— start of TEXT TO READ —

The inside and outside of the 2D convex hull have many coverage holes and monitoring blanks. Obviously, the current regional network coverage area is determined by two parts: the coverage holes of the convex hull interior and the monitoring blanks of the convex hull exterior. Therefore, we obtain the following formula:

$$S_c=S_{CH}-S_{Hole}$$

(10)

where S_c denotes the 2D network coverage area, S_CH denotes the area of the 2D convex hull, and S_Hole denotes the area of the coverage holes. Thus, we can improve the value of S_c by increasing S_CH or decreasing S_Hole.

Furthermore, the coverage area of the network can be expressed:

$$S_c={\displaystyle \underset{i=1}{\overset{m}{\cup }}{C}_i}$$

(11)

where C_i denotes the coverage area of the active node S_i. m nodes are activated and $S_i\in Sa$.

A sleep node C_j is chosen from Ss to be activated, and then the area of the 2D network coverage is maximized. At the current moment, the coverage area is presented by $S_c^{\text{'}}$, and our goal is to maximize $S_c^{\text{'}}$.

$$\max {S_c}^{\text{'}}=S_c{\displaystyle \cup C_j=\left({\displaystyle \underset{i=1}{\overset{m}{\cup }}{C}_i}\right)}{\displaystyle \cup C_j}$$

(12)

where C_j denotes the coverage area of sleep node S_j, and $S_j\in Ss$.

To maximize $S_c^{\text{'}}$, by comparing the different coverage gains from selecting the different activated sleep nodes derived from sleep_in or sleep_out, we determine the node that can obtain the greatest coverage gains. Therefore, the optimal activation strategy is transformed into the maximum coverage gains through the selection of activated sleep nodes in Ss. Before the optimal activation strategy is solved, the following theorem is proposed, and we will prove it subsequently.

Theorem 1. 

If the radius Rh of sn empty circle (Section 3.2.5) is greater than the sensing radius Rs, then the interior of the empty circle will certainly have coverage holes.

Proof of Theorem 1. 

By the definition in Section 3.2.5, the interior of the empty circle must not have additional active nodes, which means that the interior of the empty circle maybe has some sleeping nodes. Obviously, when Rh is greater than Rs, the center of the empty circle must not be covered, so we can infer that coverage holes exist in the empty circle.

— end of TEXT TO READ —

### INSTRUCTIONS FOR THE TASK
Summarize the network coverage passage above in three sentences.

— start of DATA EXTRACT —

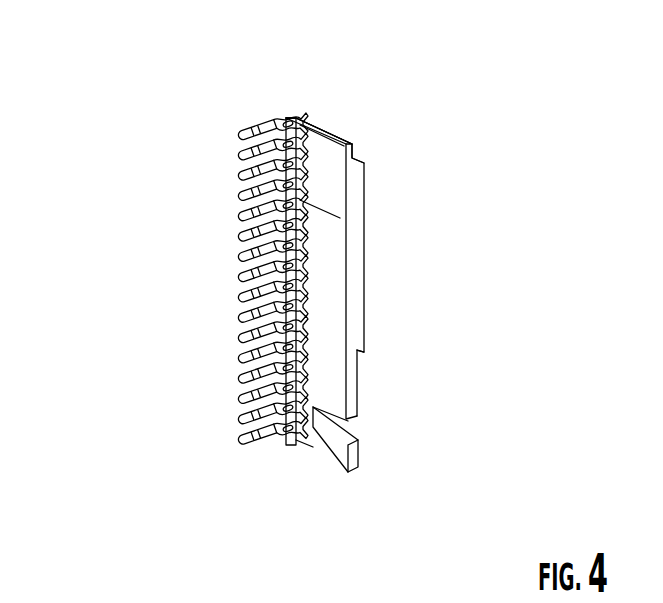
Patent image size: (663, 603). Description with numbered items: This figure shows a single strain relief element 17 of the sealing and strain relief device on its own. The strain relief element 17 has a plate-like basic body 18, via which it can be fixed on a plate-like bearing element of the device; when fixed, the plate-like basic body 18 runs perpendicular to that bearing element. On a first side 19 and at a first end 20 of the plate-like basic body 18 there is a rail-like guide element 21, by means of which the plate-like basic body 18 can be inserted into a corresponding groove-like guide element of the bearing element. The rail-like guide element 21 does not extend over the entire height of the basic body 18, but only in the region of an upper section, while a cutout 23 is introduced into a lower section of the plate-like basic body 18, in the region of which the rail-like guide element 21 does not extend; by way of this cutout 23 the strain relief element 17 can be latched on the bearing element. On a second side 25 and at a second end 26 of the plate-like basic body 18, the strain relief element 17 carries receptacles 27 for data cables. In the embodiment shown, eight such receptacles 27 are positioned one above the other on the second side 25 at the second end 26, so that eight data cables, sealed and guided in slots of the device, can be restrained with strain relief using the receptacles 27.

— end of DATA EXTRACT —

### OUTPUT FOR THIS TASK
The 2D network coverage area equals the area of the convex hull minus the area of the coverage holes, so it can be raised by enlarging the hull or reducing the holes. The aim is to activate the sleep node whose coverage area, joined with that of the active nodes, gives the largest total coverage, and that node is found by comparing the coverage gains of the candidate sleep nodes. A theorem states that if the radius of an empty circle is greater than the sensing radius, the inside of the circle must have coverage holes, since its center cannot be covered.